THE PROBLEM »
Go through the records and extract every line with the word "Website".

====== DATA FOR THIS EXERCISE

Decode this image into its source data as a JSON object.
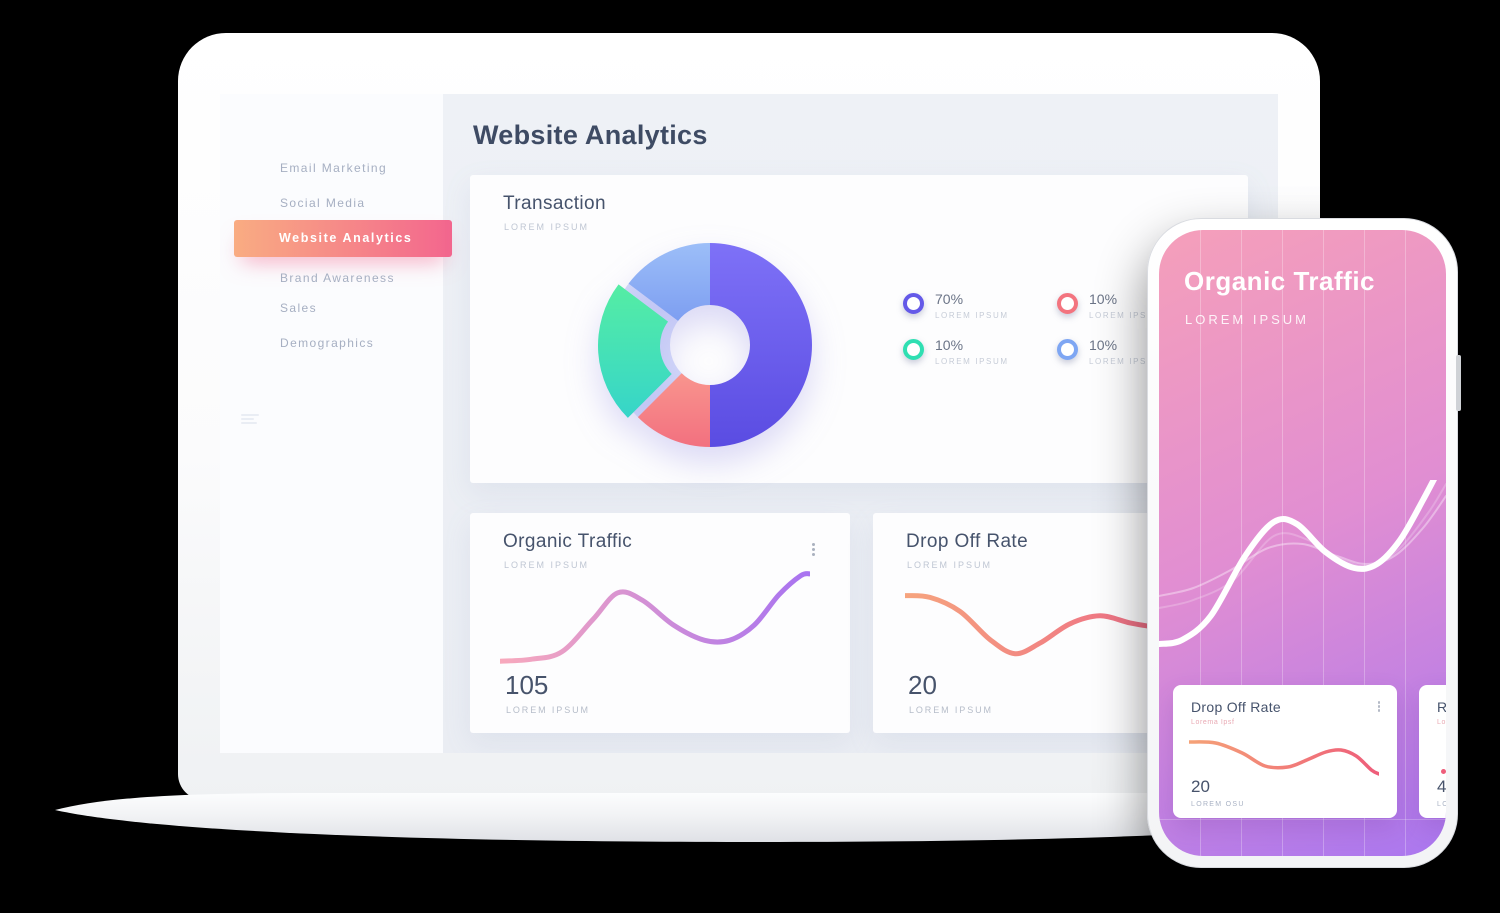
{
  "window": {
    "background": "#000000"
  },
  "dashboard": {
    "header": {
      "title": "Website Analytics"
    },
    "sidebar": {
      "items": [
        {
          "label": "Email Marketing",
          "active": false
        },
        {
          "label": "Social Media",
          "active": false
        },
        {
          "label": "Website Analytics",
          "active": true
        },
        {
          "label": "Brand Awareness",
          "active": false
        },
        {
          "label": "Sales",
          "active": false
        },
        {
          "label": "Demographics",
          "active": false
        }
      ]
    },
    "cards": {
      "transaction": {
        "title": "Transaction",
        "subtitle": "LOREM IPSUM",
        "legend": [
          {
            "value": "70%",
            "label": "LOREM IPSUM",
            "color": "#6459e8"
          },
          {
            "value": "10%",
            "label": "LOREM IPSUM",
            "color": "#f3747f"
          },
          {
            "value": "10%",
            "label": "LOREM IPSUM",
            "color": "#2fdfb2"
          },
          {
            "value": "10%",
            "label": "LOREM IPSUM",
            "color": "#7ea6f3"
          }
        ]
      },
      "organic_traffic": {
        "title": "Organic Traffic",
        "subtitle": "LOREM IPSUM",
        "value": "105",
        "value_label": "LOREM IPSUM"
      },
      "drop_off_rate": {
        "title": "Drop Off Rate",
        "subtitle": "LOREM IPSUM",
        "value": "20",
        "value_label": "LOREM IPSUM"
      }
    }
  },
  "phone": {
    "title": "Organic Traffic",
    "subtitle": "LOREM IPSUM",
    "cards": [
      {
        "title": "Drop Off Rate",
        "subtitle": "Lorema Ipsf",
        "value": "20",
        "value_label": "LOREM OSU"
      },
      {
        "title": "R",
        "subtitle": "Lo",
        "value": "4",
        "value_label": "LO"
      }
    ]
  },
  "colors": {
    "accent_gradient_start": "#f9ac82",
    "accent_gradient_end": "#f3668e",
    "phone_gradient_top": "#f59fba",
    "phone_gradient_mid": "#e18ed2",
    "phone_gradient_bottom": "#aa77ef",
    "title_text": "#3e4b64",
    "sidebar_text": "#a6afc2",
    "card_bg": "#fdfdfe",
    "dashboard_bg": "#edf0f5",
    "sidebar_bg": "#fbfcfe"
  },
  "chart_data": [
    {
      "id": "transaction-donut",
      "type": "pie",
      "title": "Transaction",
      "labels": [
        "LOREM IPSUM",
        "LOREM IPSUM",
        "LOREM IPSUM",
        "LOREM IPSUM"
      ],
      "values": [
        70,
        10,
        10,
        10
      ],
      "unit": "%",
      "colors": [
        "#6459e8",
        "#f3747f",
        "#2fdfb2",
        "#7ea6f3"
      ],
      "legend_position": "right",
      "hole_ratio": 0.39,
      "visual_segments": [
        {
          "from": "#7e71f7",
          "to": "#5a4ce2",
          "a0": 0,
          "a1": 180,
          "explode": 0
        },
        {
          "from": "#f9958e",
          "to": "#f2707f",
          "a0": 180,
          "a1": 225,
          "explode": 0
        },
        {
          "from": "#55eda4",
          "to": "#36d5c9",
          "a0": 225,
          "a1": 307,
          "explode": 10
        },
        {
          "from": "#9cbef8",
          "to": "#7d9ef1",
          "a0": 307,
          "a1": 360,
          "explode": 0
        }
      ],
      "underlay": {
        "color": "#a9b3f3",
        "opacity": 0.5,
        "a0": 210,
        "a1": 332
      }
    },
    {
      "id": "organic-line",
      "type": "line",
      "title": "Organic Traffic",
      "current_value": 105,
      "stroke": {
        "from": "#f8a9bc",
        "to": "#a873f1"
      },
      "stroke_width": 5,
      "axes_visible": false,
      "points": [
        [
          0,
          4
        ],
        [
          10,
          6
        ],
        [
          20,
          14
        ],
        [
          30,
          48
        ],
        [
          38,
          76
        ],
        [
          46,
          68
        ],
        [
          56,
          42
        ],
        [
          66,
          26
        ],
        [
          74,
          26
        ],
        [
          82,
          42
        ],
        [
          90,
          74
        ],
        [
          97,
          94
        ],
        [
          100,
          96
        ]
      ]
    },
    {
      "id": "dropoff-line",
      "type": "line",
      "title": "Drop Off Rate",
      "current_value": 20,
      "stroke": {
        "from": "#f6a47e",
        "to": "#ee6d86"
      },
      "stroke_width": 5,
      "axes_visible": false,
      "points": [
        [
          0,
          80
        ],
        [
          10,
          78
        ],
        [
          22,
          62
        ],
        [
          34,
          30
        ],
        [
          44,
          14
        ],
        [
          54,
          26
        ],
        [
          66,
          48
        ],
        [
          78,
          57
        ],
        [
          90,
          49
        ],
        [
          100,
          44
        ]
      ]
    },
    {
      "id": "phone-wave",
      "type": "line",
      "title": "Organic Traffic (phone hero)",
      "stroke": {
        "solid": "#ffffff"
      },
      "stroke_width": 6,
      "axes_visible": false,
      "points": [
        [
          0,
          18
        ],
        [
          8,
          20
        ],
        [
          18,
          32
        ],
        [
          30,
          62
        ],
        [
          40,
          79
        ],
        [
          48,
          78
        ],
        [
          58,
          64
        ],
        [
          68,
          56
        ],
        [
          76,
          58
        ],
        [
          84,
          70
        ],
        [
          92,
          90
        ],
        [
          100,
          112
        ]
      ],
      "echoes": [
        {
          "opacity": 0.38,
          "stroke_width": 2,
          "points": [
            [
              0,
              42
            ],
            [
              12,
              46
            ],
            [
              25,
              55
            ],
            [
              38,
              66
            ],
            [
              50,
              68
            ],
            [
              62,
              62
            ],
            [
              72,
              58
            ],
            [
              82,
              62
            ],
            [
              92,
              76
            ],
            [
              100,
              92
            ]
          ]
        },
        {
          "opacity": 0.22,
          "stroke_width": 2,
          "points": [
            [
              0,
              36
            ],
            [
              12,
              40
            ],
            [
              26,
              50
            ],
            [
              40,
              72
            ],
            [
              52,
              70
            ],
            [
              64,
              60
            ],
            [
              74,
              57
            ],
            [
              84,
              66
            ],
            [
              94,
              84
            ],
            [
              100,
              98
            ]
          ]
        }
      ]
    },
    {
      "id": "phone-card-line",
      "type": "line",
      "title": "Drop Off Rate (phone card)",
      "current_value": 20,
      "stroke": {
        "from": "#f5a277",
        "to": "#ee5d7a"
      },
      "stroke_width": 3.5,
      "axes_visible": false,
      "points": [
        [
          0,
          78
        ],
        [
          14,
          76
        ],
        [
          28,
          56
        ],
        [
          40,
          30
        ],
        [
          52,
          28
        ],
        [
          62,
          42
        ],
        [
          72,
          58
        ],
        [
          80,
          62
        ],
        [
          88,
          50
        ],
        [
          96,
          22
        ],
        [
          100,
          14
        ]
      ]
    }
  ]
}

============

COMPLETE ANSWER »
      "title": "Website Analytics"
          "label": "Website Analytics",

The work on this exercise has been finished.